EXERCISE:
Check each line of the records below and collect those that include the word "icon".

Extracted data entries:
○ ○ ○ ○ ○ ○ ○
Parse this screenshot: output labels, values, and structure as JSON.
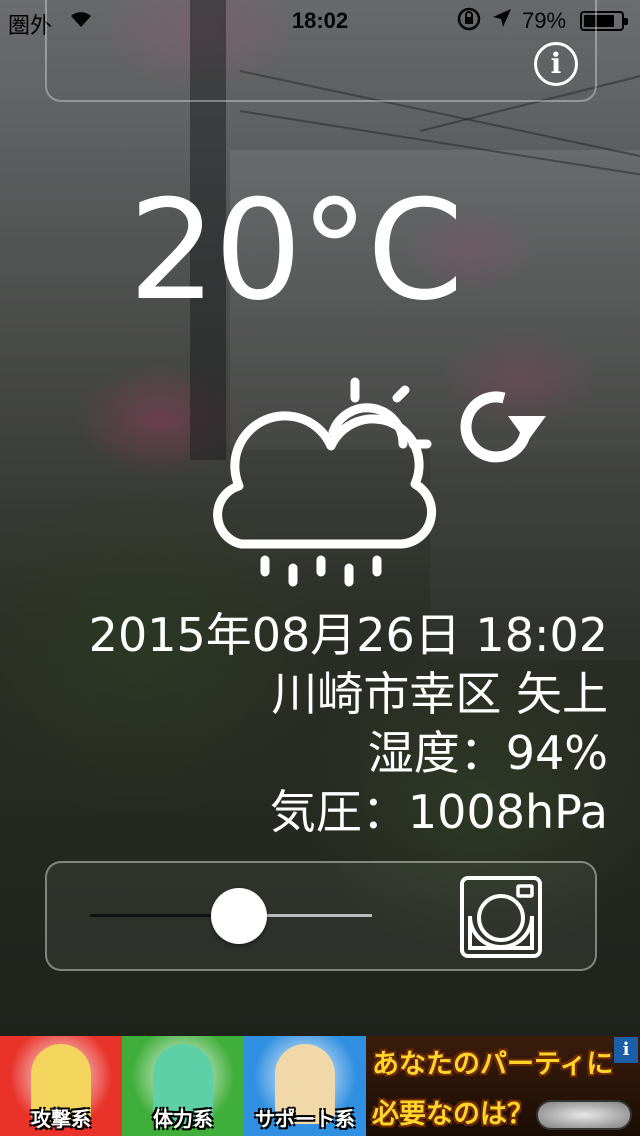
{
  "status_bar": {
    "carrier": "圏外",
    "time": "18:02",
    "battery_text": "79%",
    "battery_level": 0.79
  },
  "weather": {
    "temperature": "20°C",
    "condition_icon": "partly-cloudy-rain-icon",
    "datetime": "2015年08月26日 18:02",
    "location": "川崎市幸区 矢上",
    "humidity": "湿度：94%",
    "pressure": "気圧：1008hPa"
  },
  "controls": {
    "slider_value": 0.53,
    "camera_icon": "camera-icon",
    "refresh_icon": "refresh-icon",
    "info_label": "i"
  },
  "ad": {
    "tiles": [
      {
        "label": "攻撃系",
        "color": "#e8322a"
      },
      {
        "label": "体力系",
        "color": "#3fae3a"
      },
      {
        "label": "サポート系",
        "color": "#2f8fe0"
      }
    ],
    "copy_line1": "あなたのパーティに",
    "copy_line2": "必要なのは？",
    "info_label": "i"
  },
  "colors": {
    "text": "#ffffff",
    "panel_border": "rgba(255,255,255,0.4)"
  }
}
○ ○ ○ ○ ○ ○ ○
REPLY TO THE TASK:
    "condition_icon": "partly-cloudy-rain-icon",
    "camera_icon": "camera-icon",
    "refresh_icon": "refresh-icon",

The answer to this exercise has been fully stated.